= Short problem =
Extract the records in full, leaving every picture out.

= Exercise inputs =
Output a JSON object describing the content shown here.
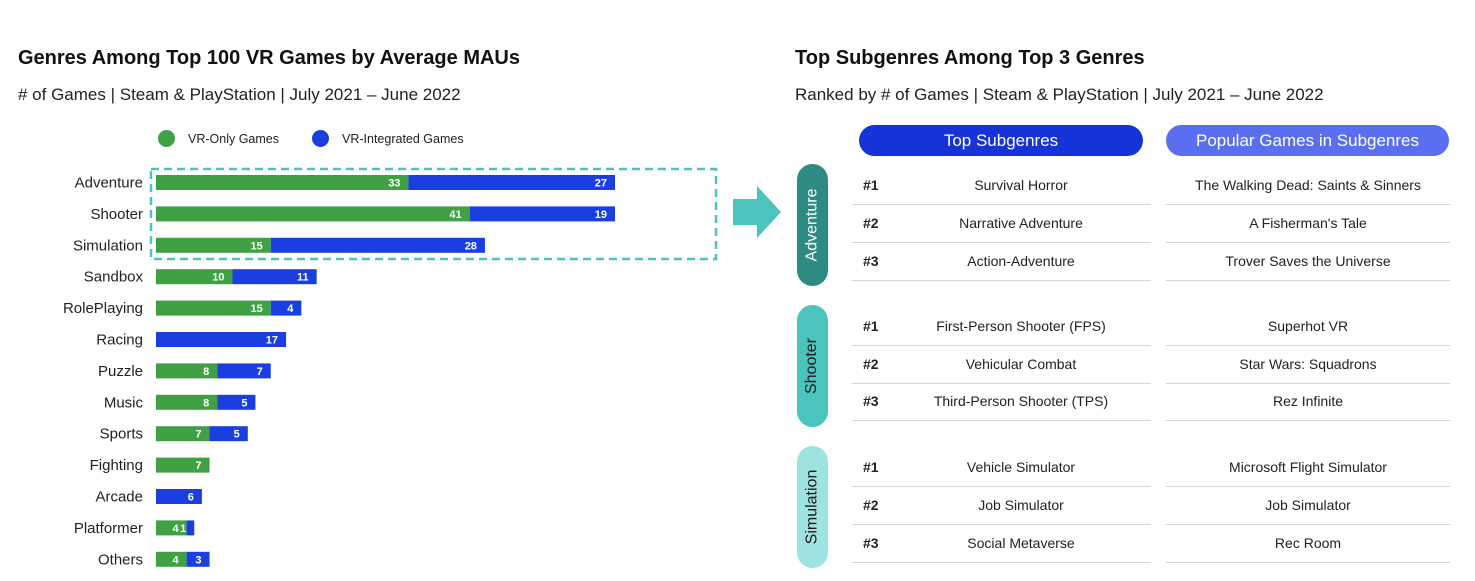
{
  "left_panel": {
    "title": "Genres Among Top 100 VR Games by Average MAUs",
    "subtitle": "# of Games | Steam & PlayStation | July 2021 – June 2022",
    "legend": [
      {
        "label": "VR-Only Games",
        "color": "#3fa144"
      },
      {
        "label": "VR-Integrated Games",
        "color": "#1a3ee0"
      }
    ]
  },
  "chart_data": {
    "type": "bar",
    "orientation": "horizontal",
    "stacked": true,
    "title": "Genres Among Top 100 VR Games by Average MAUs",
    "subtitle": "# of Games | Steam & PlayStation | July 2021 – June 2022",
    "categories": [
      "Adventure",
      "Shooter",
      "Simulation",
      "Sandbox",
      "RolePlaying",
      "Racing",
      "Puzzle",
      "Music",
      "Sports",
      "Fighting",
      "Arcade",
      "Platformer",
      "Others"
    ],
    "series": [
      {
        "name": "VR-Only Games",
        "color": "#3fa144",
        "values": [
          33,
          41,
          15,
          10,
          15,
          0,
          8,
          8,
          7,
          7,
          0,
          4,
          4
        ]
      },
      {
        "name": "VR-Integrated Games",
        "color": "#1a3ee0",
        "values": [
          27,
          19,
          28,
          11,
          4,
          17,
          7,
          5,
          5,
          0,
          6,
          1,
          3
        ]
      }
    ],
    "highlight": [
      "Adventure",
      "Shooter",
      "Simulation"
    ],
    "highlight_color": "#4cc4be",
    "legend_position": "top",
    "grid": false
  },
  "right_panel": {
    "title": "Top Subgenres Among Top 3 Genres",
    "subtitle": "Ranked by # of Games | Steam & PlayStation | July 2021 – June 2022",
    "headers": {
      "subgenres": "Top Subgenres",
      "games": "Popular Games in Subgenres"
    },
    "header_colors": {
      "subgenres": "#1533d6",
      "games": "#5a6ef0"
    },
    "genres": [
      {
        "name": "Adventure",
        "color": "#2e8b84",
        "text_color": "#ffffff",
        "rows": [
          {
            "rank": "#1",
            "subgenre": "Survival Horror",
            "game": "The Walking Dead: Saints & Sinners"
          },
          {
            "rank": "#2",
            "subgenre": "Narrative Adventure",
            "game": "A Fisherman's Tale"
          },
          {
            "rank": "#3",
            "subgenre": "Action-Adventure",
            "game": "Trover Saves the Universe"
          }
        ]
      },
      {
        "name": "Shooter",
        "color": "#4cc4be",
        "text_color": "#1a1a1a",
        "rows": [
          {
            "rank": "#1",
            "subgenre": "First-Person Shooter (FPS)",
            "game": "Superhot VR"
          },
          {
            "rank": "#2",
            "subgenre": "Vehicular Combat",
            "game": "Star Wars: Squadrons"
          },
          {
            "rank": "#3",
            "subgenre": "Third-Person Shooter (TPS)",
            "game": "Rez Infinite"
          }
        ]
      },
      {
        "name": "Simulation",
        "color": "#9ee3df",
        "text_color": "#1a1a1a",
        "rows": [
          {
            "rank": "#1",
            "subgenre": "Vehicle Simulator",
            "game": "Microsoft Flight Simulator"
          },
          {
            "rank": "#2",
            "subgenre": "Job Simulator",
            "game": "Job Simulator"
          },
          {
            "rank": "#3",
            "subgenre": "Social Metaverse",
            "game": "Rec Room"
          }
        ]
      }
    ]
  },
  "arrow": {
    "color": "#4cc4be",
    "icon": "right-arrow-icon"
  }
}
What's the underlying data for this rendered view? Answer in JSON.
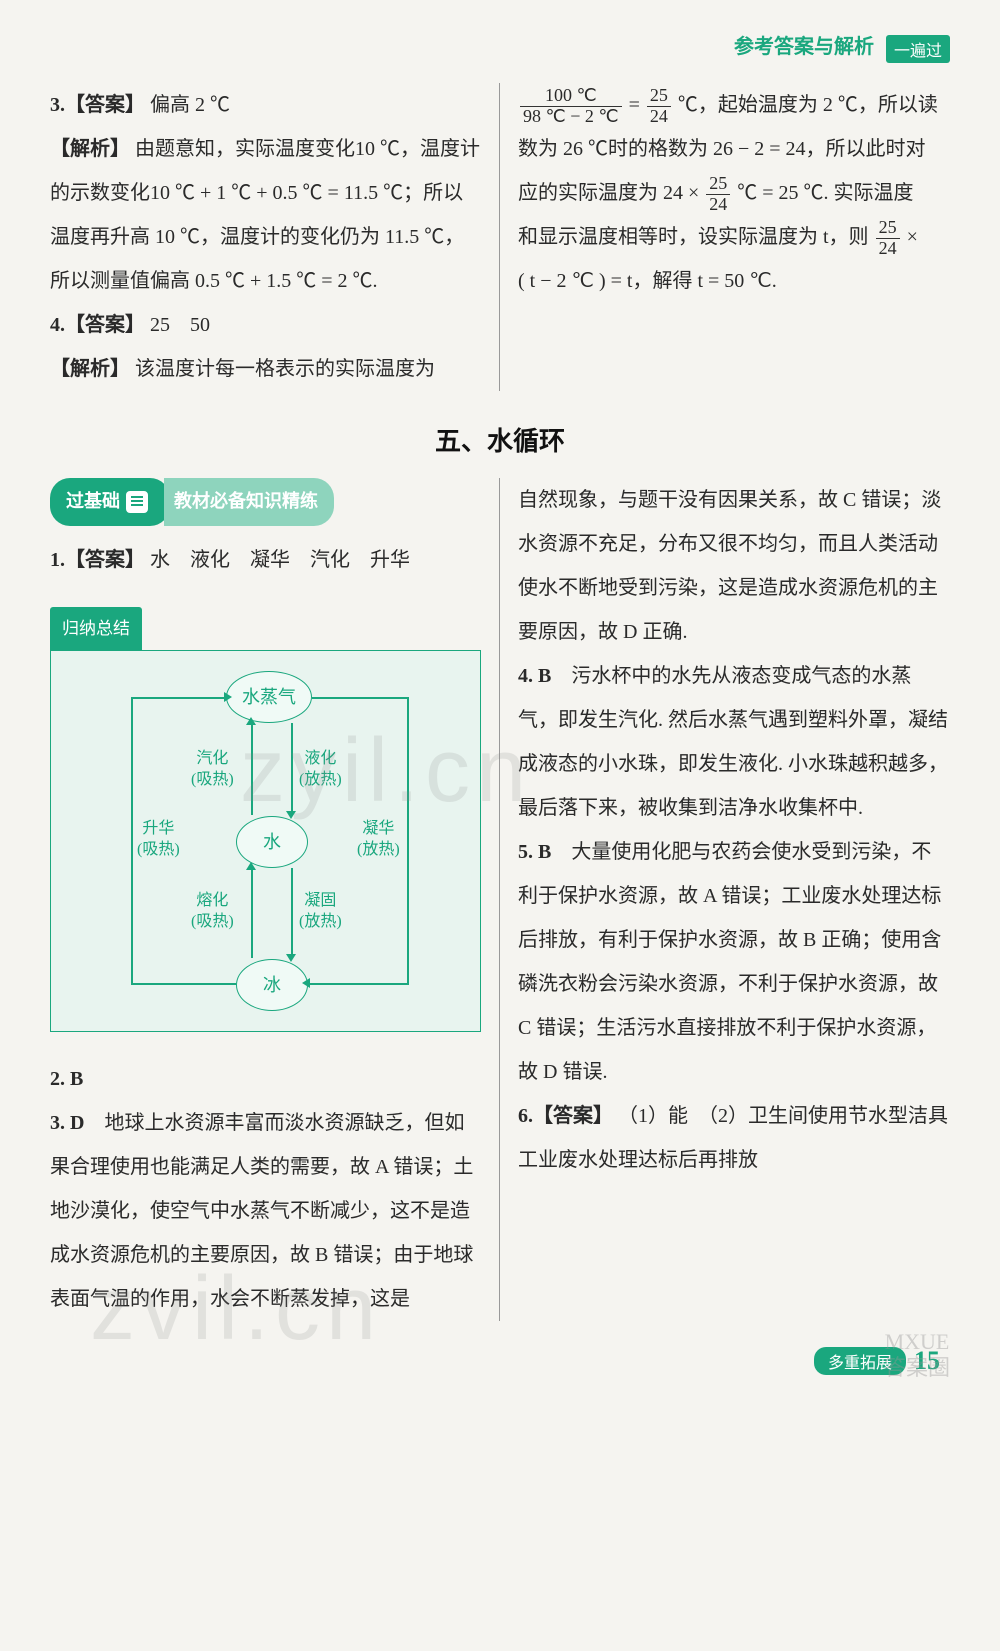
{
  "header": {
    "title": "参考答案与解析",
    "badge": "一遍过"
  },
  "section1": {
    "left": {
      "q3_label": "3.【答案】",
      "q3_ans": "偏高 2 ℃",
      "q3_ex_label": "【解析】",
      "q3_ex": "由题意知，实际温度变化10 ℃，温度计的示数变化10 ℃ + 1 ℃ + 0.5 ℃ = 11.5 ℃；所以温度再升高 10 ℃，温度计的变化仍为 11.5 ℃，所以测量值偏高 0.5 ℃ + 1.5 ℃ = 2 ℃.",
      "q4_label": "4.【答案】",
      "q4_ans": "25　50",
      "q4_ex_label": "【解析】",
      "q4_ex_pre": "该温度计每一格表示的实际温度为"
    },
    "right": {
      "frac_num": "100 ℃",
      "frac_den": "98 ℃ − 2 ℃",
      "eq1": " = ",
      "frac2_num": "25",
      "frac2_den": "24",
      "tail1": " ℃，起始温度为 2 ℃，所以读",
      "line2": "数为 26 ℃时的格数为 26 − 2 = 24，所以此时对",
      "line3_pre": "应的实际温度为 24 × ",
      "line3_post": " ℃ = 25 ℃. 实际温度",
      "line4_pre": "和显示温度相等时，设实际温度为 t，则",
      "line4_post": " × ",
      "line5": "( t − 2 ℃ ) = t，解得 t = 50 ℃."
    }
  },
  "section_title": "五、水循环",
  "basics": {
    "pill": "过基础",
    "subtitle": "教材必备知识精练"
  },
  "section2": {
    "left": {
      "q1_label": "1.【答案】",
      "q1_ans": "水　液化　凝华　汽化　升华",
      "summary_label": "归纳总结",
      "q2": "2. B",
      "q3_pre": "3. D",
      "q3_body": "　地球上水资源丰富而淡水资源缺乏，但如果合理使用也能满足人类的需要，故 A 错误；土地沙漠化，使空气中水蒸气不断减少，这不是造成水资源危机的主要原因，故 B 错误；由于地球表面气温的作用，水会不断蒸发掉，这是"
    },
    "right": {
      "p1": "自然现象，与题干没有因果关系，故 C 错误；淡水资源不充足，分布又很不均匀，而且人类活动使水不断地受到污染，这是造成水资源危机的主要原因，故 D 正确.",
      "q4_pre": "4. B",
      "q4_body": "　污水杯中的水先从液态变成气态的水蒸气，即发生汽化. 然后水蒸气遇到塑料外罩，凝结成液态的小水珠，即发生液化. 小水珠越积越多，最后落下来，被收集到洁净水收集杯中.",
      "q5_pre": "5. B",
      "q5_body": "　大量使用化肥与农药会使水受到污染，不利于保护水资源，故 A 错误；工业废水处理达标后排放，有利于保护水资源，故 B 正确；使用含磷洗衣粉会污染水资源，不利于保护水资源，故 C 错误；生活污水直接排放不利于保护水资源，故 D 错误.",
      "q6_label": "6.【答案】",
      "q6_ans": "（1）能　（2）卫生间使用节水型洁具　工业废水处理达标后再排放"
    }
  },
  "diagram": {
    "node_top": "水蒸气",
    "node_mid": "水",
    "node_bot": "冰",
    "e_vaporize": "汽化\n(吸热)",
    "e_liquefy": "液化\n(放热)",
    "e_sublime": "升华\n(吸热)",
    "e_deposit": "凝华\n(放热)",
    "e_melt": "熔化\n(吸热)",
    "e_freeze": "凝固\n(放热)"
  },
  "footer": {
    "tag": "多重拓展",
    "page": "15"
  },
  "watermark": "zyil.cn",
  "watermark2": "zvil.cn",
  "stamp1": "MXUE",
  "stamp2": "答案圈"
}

= Response to this task =
Output a JSON object describing the content shown here.
{
  "left_panel": {
    "title": "Genres Among Top 100 VR Games by Average MAUs",
    "subtitle": "# of Games | Steam & PlayStation | July 2021 – June 2022",
    "legend": [
      {
        "label": "VR-Only Games",
        "color": "#3fa144"
      },
      {
        "label": "VR-Integrated Games",
        "color": "#1a3ee0"
      }
    ]
  },
  "chart_data": {
    "type": "bar",
    "orientation": "horizontal",
    "stacked": true,
    "title": "Genres Among Top 100 VR Games by Average MAUs",
    "subtitle": "# of Games | Steam & PlayStation | July 2021 – June 2022",
    "categories": [
      "Adventure",
      "Shooter",
      "Simulation",
      "Sandbox",
      "RolePlaying",
      "Racing",
      "Puzzle",
      "Music",
      "Sports",
      "Fighting",
      "Arcade",
      "Platformer",
      "Others"
    ],
    "series": [
      {
        "name": "VR-Only Games",
        "color": "#3fa144",
        "values": [
          33,
          41,
          15,
          10,
          15,
          0,
          8,
          8,
          7,
          7,
          0,
          4,
          4
        ]
      },
      {
        "name": "VR-Integrated Games",
        "color": "#1a3ee0",
        "values": [
          27,
          19,
          28,
          11,
          4,
          17,
          7,
          5,
          5,
          0,
          6,
          1,
          3
        ]
      }
    ],
    "highlight": [
      "Adventure",
      "Shooter",
      "Simulation"
    ],
    "highlight_color": "#4cc4be",
    "legend_position": "top",
    "grid": false
  },
  "right_panel": {
    "title": "Top Subgenres Among Top 3 Genres",
    "subtitle": "Ranked by # of Games | Steam & PlayStation | July 2021 – June 2022",
    "headers": {
      "subgenres": "Top Subgenres",
      "games": "Popular Games in Subgenres"
    },
    "header_colors": {
      "subgenres": "#1533d6",
      "games": "#5a6ef0"
    },
    "genres": [
      {
        "name": "Adventure",
        "color": "#2e8b84",
        "text_color": "#ffffff",
        "rows": [
          {
            "rank": "#1",
            "subgenre": "Survival Horror",
            "game": "The Walking Dead: Saints & Sinners"
          },
          {
            "rank": "#2",
            "subgenre": "Narrative Adventure",
            "game": "A Fisherman's Tale"
          },
          {
            "rank": "#3",
            "subgenre": "Action-Adventure",
            "game": "Trover Saves the Universe"
          }
        ]
      },
      {
        "name": "Shooter",
        "color": "#4cc4be",
        "text_color": "#1a1a1a",
        "rows": [
          {
            "rank": "#1",
            "subgenre": "First-Person Shooter (FPS)",
            "game": "Superhot VR"
          },
          {
            "rank": "#2",
            "subgenre": "Vehicular Combat",
            "game": "Star Wars: Squadrons"
          },
          {
            "rank": "#3",
            "subgenre": "Third-Person Shooter (TPS)",
            "game": "Rez Infinite"
          }
        ]
      },
      {
        "name": "Simulation",
        "color": "#9ee3df",
        "text_color": "#1a1a1a",
        "rows": [
          {
            "rank": "#1",
            "subgenre": "Vehicle Simulator",
            "game": "Microsoft Flight Simulator"
          },
          {
            "rank": "#2",
            "subgenre": "Job Simulator",
            "game": "Job Simulator"
          },
          {
            "rank": "#3",
            "subgenre": "Social Metaverse",
            "game": "Rec Room"
          }
        ]
      }
    ]
  },
  "arrow": {
    "color": "#4cc4be",
    "icon": "right-arrow-icon"
  }
}
What's the underlying data for this rendered view? Answer in JSON.
{
  "header": {
    "title": "参考答案与解析",
    "badge": "一遍过"
  },
  "section1": {
    "left": {
      "q3_label": "3.【答案】",
      "q3_ans": "偏高 2 ℃",
      "q3_ex_label": "【解析】",
      "q3_ex": "由题意知，实际温度变化10 ℃，温度计的示数变化10 ℃ + 1 ℃ + 0.5 ℃ = 11.5 ℃；所以温度再升高 10 ℃，温度计的变化仍为 11.5 ℃，所以测量值偏高 0.5 ℃ + 1.5 ℃ = 2 ℃.",
      "q4_label": "4.【答案】",
      "q4_ans": "25　50",
      "q4_ex_label": "【解析】",
      "q4_ex_pre": "该温度计每一格表示的实际温度为"
    },
    "right": {
      "frac_num": "100 ℃",
      "frac_den": "98 ℃ − 2 ℃",
      "eq1": " = ",
      "frac2_num": "25",
      "frac2_den": "24",
      "tail1": " ℃，起始温度为 2 ℃，所以读",
      "line2": "数为 26 ℃时的格数为 26 − 2 = 24，所以此时对",
      "line3_pre": "应的实际温度为 24 × ",
      "line3_post": " ℃ = 25 ℃. 实际温度",
      "line4_pre": "和显示温度相等时，设实际温度为 t，则",
      "line4_post": " × ",
      "line5": "( t − 2 ℃ ) = t，解得 t = 50 ℃."
    }
  },
  "section_title": "五、水循环",
  "basics": {
    "pill": "过基础",
    "subtitle": "教材必备知识精练"
  },
  "section2": {
    "left": {
      "q1_label": "1.【答案】",
      "q1_ans": "水　液化　凝华　汽化　升华",
      "summary_label": "归纳总结",
      "q2": "2. B",
      "q3_pre": "3. D",
      "q3_body": "　地球上水资源丰富而淡水资源缺乏，但如果合理使用也能满足人类的需要，故 A 错误；土地沙漠化，使空气中水蒸气不断减少，这不是造成水资源危机的主要原因，故 B 错误；由于地球表面气温的作用，水会不断蒸发掉，这是"
    },
    "right": {
      "p1": "自然现象，与题干没有因果关系，故 C 错误；淡水资源不充足，分布又很不均匀，而且人类活动使水不断地受到污染，这是造成水资源危机的主要原因，故 D 正确.",
      "q4_pre": "4. B",
      "q4_body": "　污水杯中的水先从液态变成气态的水蒸气，即发生汽化. 然后水蒸气遇到塑料外罩，凝结成液态的小水珠，即发生液化. 小水珠越积越多，最后落下来，被收集到洁净水收集杯中.",
      "q5_pre": "5. B",
      "q5_body": "　大量使用化肥与农药会使水受到污染，不利于保护水资源，故 A 错误；工业废水处理达标后排放，有利于保护水资源，故 B 正确；使用含磷洗衣粉会污染水资源，不利于保护水资源，故 C 错误；生活污水直接排放不利于保护水资源，故 D 错误.",
      "q6_label": "6.【答案】",
      "q6_ans": "（1）能　（2）卫生间使用节水型洁具　工业废水处理达标后再排放"
    }
  },
  "diagram": {
    "node_top": "水蒸气",
    "node_mid": "水",
    "node_bot": "冰",
    "e_vaporize": "汽化\n(吸热)",
    "e_liquefy": "液化\n(放热)",
    "e_sublime": "升华\n(吸热)",
    "e_deposit": "凝华\n(放热)",
    "e_melt": "熔化\n(吸热)",
    "e_freeze": "凝固\n(放热)"
  },
  "footer": {
    "tag": "多重拓展",
    "page": "15"
  },
  "watermark": "zyil.cn",
  "watermark2": "zvil.cn",
  "stamp1": "MXUE",
  "stamp2": "答案圈"
}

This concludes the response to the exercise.